### [Work to do]
Look through the data below. Collect every line where the word "Catholic" occurs.

### [Data in this exercise]
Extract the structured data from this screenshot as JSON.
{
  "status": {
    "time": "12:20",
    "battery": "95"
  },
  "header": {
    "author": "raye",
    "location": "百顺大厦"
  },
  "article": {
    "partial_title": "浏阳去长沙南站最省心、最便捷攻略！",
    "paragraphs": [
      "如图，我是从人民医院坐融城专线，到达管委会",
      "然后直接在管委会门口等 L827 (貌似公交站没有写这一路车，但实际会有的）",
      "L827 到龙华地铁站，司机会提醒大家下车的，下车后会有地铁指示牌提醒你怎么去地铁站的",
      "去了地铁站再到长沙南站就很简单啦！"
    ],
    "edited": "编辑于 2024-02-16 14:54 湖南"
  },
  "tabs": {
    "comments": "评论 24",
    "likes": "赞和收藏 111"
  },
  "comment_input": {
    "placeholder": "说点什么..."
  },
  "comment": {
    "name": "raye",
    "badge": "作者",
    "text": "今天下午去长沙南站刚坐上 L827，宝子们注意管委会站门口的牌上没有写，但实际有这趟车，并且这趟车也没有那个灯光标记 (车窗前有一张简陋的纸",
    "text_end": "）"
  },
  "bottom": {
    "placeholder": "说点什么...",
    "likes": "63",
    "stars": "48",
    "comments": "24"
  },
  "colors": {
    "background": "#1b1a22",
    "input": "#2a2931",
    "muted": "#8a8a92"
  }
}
==
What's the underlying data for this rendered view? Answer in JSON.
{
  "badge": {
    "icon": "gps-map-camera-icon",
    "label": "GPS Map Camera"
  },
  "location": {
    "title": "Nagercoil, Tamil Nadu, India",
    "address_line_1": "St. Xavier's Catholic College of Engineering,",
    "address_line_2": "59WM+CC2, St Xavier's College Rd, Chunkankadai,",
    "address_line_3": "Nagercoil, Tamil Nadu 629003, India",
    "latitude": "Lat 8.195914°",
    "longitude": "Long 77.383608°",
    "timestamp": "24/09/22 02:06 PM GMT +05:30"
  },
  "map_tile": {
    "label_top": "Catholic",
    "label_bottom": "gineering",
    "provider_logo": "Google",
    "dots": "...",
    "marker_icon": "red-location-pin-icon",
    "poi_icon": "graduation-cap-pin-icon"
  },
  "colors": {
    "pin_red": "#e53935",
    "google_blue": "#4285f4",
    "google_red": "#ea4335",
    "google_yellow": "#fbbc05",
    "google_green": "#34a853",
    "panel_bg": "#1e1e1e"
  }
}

### [Full solution]
    "address_line_1": "St. Xavier's Catholic College of Engineering,",
    "label_top": "Catholic",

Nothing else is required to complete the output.